- _Activity list_:
**1.** In the Olympic medal results, which athletes are listed as representing Great Britain?
**2.** Do these statements agree with the Olympic medal results? (a) Kaylee McKeown of Australia won gold in the women's 100-meter backstroke. (b) Flora Duffy took silver in the women's triathlon. (c) Vladislav Larin beat Dejan Georgievski.
**3.** Write the next part of the Olympic medal results, starting after the sentence about the United States women's gymnastics team becoming underdogs.

Document passage below:

Gold: Tom Dean, Great Britain 

Silver: Duncan Scott, Great Britain 

Bronze: Fernando Scheffer, Brazil 


Swimming - Women's 100-Meter Backstroke

Gold: Kaylee McKeown, Australia 

Silver: Kylie Masse, Canada

Bronze: Regan Smith, United States


Swimming - Men's 100-Meter Backstroke

Gold: Evgeny Rylov, ROC

Silver: Kliment Kolesnikov, ROC

Bronze: Ryan Murphy, United States 


Women's 100-Meter Breaststroke 

Gold: Lydia Jacoby, United States 

Silver: Tatjana Schoenmaker, South Africa

Bronze: Lilly King, USA


Women's Taekwondo

+67 kg Gold: Milica Mandic, Serbia

+67 kg Bronze: Althea Florin, France (beats Aminata Charlene Traore, Ivory Coast); Bianca Walkden, Great Britain (beats Aleksandra Kowalczuk, Poland)


Men's Taekwondo

+80 kg Gold: Vladislav Larin, ROC (beats Dejan Georgievski, North Macedonia)

+80 kg Bronze: Kyo Don IN, Korea (beats Ivan Konrad Trajkovic, Slovenia); Hongyi Sun, China (beats Rafael Alba Castillo, Cuba)


Women's Triathlon

Gold: Flora Duffy, Bermuda

Silver: Georgia Taylor-Brown, Great Britain

Bronze: Katie Zaferes, United States


Women's Weightlifting

59k Group A Gold: Hsing-Chun Kuo, Chinese Taipei

59k Group A Silver: Polina Guryeva, Turkmenistan

59k Group A Bronze: Mikiko Andoh, Japan

59k Group A Gold: Maude Charron, Canada

59k Group A Silver: Giorgia Bordignon, Italy

59k Group A Bronze: Wen-Huei Chen, Chinese Taipei


Women's Gymnastics Upset by ROC in Team Final

Suddenly, the United States women's gymnastics team were underdogs.

End of Document passage.
Records shown below:

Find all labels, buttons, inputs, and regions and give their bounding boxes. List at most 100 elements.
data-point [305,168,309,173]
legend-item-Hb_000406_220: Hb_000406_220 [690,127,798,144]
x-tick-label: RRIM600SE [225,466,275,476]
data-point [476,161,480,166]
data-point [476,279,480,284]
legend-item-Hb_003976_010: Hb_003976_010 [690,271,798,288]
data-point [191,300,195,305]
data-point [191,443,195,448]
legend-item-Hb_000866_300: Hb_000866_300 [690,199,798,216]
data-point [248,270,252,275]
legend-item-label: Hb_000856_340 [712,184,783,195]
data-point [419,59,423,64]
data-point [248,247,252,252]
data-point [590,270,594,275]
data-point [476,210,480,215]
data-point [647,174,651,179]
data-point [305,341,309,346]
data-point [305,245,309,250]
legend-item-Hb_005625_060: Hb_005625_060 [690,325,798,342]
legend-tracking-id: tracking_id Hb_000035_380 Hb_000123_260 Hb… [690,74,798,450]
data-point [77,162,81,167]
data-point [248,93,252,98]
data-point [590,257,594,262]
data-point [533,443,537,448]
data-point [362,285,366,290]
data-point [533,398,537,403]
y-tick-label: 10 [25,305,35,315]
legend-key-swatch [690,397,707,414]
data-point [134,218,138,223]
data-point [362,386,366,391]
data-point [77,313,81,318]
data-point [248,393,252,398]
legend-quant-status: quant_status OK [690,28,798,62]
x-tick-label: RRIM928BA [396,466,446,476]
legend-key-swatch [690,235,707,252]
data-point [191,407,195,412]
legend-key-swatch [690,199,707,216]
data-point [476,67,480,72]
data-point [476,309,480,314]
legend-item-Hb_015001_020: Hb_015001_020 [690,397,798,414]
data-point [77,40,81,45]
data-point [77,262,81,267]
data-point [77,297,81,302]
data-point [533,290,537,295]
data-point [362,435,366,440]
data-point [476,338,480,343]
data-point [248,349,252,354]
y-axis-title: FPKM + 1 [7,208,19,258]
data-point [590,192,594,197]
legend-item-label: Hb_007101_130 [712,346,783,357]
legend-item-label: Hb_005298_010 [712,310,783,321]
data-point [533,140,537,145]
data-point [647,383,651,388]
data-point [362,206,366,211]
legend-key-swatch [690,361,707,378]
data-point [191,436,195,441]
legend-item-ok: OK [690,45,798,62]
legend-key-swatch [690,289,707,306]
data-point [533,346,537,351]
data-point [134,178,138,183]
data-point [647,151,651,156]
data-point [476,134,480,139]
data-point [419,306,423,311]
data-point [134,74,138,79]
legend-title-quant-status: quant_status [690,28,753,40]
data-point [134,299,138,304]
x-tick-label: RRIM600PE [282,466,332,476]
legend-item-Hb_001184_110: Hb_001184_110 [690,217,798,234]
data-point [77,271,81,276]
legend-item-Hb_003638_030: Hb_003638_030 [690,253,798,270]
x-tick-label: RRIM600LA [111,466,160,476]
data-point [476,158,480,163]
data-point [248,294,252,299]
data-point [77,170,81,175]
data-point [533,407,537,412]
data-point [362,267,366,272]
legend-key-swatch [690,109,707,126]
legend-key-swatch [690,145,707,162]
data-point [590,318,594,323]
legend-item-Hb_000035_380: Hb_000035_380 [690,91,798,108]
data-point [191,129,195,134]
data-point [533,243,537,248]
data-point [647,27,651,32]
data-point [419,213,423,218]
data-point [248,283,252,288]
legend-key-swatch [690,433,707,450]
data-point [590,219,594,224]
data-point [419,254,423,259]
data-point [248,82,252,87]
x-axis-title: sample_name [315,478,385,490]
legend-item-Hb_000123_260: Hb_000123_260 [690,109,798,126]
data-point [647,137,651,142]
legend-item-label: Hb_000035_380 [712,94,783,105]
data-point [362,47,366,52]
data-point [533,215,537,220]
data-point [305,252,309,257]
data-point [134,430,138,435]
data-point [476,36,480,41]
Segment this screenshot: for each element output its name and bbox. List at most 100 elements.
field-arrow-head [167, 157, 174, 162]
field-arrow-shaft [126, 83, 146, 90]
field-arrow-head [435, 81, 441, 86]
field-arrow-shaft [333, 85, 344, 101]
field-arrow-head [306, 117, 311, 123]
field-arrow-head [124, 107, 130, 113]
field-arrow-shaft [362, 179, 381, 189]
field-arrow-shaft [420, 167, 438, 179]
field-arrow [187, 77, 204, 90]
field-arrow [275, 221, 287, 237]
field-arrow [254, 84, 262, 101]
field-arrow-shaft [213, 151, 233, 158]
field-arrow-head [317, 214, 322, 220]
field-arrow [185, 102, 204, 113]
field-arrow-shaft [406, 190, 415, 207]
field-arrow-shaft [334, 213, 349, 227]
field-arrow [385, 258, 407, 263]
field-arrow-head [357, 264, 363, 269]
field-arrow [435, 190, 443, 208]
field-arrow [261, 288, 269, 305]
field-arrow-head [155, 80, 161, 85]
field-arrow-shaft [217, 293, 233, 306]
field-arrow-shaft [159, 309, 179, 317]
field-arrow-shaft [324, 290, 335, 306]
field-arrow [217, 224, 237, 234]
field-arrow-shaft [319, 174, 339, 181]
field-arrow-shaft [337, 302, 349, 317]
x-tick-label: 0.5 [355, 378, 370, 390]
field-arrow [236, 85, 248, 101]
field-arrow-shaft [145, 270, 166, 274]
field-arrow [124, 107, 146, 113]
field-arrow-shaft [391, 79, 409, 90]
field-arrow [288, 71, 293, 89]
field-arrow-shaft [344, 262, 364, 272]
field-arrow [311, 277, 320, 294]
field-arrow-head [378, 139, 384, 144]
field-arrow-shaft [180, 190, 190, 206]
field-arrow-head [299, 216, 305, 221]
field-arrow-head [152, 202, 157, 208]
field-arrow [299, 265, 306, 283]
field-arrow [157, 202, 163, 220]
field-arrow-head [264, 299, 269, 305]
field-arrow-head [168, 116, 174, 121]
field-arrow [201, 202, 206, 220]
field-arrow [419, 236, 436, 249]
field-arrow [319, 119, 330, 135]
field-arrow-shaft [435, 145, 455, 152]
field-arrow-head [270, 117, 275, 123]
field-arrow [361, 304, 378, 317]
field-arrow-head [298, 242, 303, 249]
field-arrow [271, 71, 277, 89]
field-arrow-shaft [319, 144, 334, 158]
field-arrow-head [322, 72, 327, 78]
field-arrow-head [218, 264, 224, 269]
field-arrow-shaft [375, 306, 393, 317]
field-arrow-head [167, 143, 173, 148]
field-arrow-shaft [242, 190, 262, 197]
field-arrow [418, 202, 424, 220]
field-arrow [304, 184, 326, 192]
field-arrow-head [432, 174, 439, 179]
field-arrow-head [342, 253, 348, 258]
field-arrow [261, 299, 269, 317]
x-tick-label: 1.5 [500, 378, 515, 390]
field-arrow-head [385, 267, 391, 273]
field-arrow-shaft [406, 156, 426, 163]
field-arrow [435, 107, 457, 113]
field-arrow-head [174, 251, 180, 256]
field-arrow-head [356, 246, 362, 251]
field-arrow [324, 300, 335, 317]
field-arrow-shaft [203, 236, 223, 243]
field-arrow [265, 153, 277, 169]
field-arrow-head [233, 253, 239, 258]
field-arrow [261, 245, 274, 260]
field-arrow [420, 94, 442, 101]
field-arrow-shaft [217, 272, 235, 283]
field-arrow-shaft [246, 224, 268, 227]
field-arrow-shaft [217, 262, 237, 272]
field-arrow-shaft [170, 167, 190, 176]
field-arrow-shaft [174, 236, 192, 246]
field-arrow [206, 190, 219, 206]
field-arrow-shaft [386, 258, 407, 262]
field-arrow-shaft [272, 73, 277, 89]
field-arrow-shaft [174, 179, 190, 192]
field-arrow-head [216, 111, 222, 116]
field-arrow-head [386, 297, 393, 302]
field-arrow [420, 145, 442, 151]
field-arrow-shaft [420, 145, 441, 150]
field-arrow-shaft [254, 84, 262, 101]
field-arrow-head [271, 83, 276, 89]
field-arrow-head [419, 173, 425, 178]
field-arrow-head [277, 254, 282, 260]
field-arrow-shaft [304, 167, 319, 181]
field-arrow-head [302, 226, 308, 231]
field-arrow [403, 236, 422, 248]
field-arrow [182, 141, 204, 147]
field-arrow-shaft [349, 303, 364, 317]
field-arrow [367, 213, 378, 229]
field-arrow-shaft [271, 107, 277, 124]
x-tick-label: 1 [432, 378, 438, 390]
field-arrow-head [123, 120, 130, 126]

End of Records shown.

- _Answers to the exercises_:
**1.**
- Tom Dean
- Duncan Scott
- Bianca Walkden
- Georgia Taylor-Brown

**2.**
(a) Yes: "Gold: Kaylee McKeown, Australia"
(b) No: "Gold: Flora Duffy, Bermuda"
(c) Yes: "+80 kg Gold: Vladislav Larin, ROC (beats Dejan Georgievski, North Macedonia)"

**3.**
Team USA superstar Simone Biles withdrew from the final after the first rotation and after she landed awkwardly following her Amanar vault, and her team moved on to the uneven bars. USA Gymnastics released a statement that Biles had withdrawn "due to a medical issue" and that she would be "assessed daily to determine medical clearance for future competitions."

USA Gymnastics @USAGym

Official statement: "Simone Biles has withdrawn from the team final competition due to a medical issue. She will be assessed daily to determine medical clearance for future competitions." Thinking of you, Simone! https://t.co/QA1GYHwWTv

Fellow American Jordan Chiles replaced Biles on the uneven bars and balance beam to keep the U.S. within striking distance of the ROC heading into the floor routine. However, at the end of her second pass, Chiles stumbled, and the ROC would finish more than three points higher than the U.S. 

When speaking to reporters after the final, Biles tearfully cited her mental health as the reason for her withdrawal. "Whenever you get in a high-stress situation, you kind of freak out," she said. "I have to focus on my mental health and not jeopardize my health and well-being."

Biles hasn't indicated whether she plans to attempt to defend her gold medal in Thursday's all-around final. 


United States Falls to Japan in Gold-Medal Game

Softball hasn't been on the Olympic program in 13 years. The last time it was, the United States lost to Japan in the gold-medal game.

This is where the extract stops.